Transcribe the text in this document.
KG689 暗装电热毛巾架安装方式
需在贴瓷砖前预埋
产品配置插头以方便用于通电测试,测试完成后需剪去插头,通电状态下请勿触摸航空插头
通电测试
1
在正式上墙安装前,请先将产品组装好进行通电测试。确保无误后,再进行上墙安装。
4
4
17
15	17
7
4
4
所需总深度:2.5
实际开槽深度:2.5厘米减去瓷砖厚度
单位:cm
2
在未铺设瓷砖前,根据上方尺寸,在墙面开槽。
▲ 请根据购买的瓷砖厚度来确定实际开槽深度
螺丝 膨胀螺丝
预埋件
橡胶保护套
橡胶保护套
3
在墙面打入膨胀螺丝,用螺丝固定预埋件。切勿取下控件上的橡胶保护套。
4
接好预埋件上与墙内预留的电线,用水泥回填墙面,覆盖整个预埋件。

→ Your goal
Recopy the whole listing exactly.

→ Completed exercise
Transcribe the text in this document.
KG689 暗装电热毛巾架安装方式
需在贴瓷砖前预埋
产品配置插头以方便用于通电测试,测试完成后需剪去插头,通电状态下请勿触摸航空插头
通电测试
1
在正式上墙安装前,请先将产品组装好进行通电测试。确保无误后,再进行上墙安装。
4
4
17
15	17
7
4
4
所需总深度:2.5
实际开槽深度:2.5厘米减去瓷砖厚度
单位:cm
2
在未铺设瓷砖前,根据上方尺寸,在墙面开槽。
▲ 请根据购买的瓷砖厚度来确定实际开槽深度
螺丝 膨胀螺丝
预埋件
橡胶保护套
橡胶保护套
3
在墙面打入膨胀螺丝,用螺丝固定预埋件。切勿取下控件上的橡胶保护套。
4
接好预埋件上与墙内预留的电线,用水泥回填墙面,覆盖整个预埋件。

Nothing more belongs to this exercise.